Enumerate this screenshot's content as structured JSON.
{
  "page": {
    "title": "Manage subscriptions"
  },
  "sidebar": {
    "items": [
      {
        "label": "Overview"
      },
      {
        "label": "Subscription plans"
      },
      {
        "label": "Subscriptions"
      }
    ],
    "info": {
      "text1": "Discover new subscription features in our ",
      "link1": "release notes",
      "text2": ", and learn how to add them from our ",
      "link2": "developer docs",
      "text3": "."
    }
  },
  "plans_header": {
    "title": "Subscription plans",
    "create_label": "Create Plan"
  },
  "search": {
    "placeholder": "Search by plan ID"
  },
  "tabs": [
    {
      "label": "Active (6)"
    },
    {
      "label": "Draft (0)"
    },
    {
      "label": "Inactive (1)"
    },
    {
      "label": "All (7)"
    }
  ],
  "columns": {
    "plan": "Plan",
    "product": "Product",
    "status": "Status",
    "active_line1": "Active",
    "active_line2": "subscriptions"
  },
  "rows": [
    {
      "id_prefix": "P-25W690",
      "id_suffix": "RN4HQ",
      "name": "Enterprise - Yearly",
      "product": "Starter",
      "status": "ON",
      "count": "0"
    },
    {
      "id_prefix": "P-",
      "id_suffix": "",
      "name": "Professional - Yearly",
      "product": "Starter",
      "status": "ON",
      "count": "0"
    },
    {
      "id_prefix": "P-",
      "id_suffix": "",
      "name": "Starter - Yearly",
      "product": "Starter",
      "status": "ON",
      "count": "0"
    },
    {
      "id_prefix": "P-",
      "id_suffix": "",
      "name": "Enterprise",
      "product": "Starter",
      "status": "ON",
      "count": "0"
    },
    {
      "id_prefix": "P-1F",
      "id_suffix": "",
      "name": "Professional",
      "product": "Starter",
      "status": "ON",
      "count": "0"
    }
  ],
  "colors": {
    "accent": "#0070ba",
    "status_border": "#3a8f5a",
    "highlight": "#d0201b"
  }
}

━━━━━━━━

Each line that contains the string "name" counts once; report how many such lines the entries have, giving only the number.

5